▸ Dataset items:

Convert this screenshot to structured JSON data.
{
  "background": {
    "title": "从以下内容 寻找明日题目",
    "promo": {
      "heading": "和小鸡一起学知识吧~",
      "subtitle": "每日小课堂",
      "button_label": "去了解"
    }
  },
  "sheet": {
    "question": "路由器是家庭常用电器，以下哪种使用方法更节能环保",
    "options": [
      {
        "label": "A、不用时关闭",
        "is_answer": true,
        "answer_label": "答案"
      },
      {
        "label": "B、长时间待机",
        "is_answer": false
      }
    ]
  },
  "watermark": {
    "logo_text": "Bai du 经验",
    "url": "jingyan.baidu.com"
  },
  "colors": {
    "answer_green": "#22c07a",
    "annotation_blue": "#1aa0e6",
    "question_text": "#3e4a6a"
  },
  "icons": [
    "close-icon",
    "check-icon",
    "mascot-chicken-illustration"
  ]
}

▸ Given exercise: Copy all the records above precisely.

▸ Response to the task:
Convert this screenshot to structured JSON data.
{
  "background": {
    "title": "从以下内容 寻找明日题目",
    "promo": {
      "heading": "和小鸡一起学知识吧~",
      "subtitle": "每日小课堂",
      "button_label": "去了解"
    }
  },
  "sheet": {
    "question": "路由器是家庭常用电器，以下哪种使用方法更节能环保",
    "options": [
      {
        "label": "A、不用时关闭",
        "is_answer": true,
        "answer_label": "答案"
      },
      {
        "label": "B、长时间待机",
        "is_answer": false
      }
    ]
  },
  "watermark": {
    "logo_text": "Bai du 经验",
    "url": "jingyan.baidu.com"
  },
  "colors": {
    "answer_green": "#22c07a",
    "annotation_blue": "#1aa0e6",
    "question_text": "#3e4a6a"
  },
  "icons": [
    "close-icon",
    "check-icon",
    "mascot-chicken-illustration"
  ]
}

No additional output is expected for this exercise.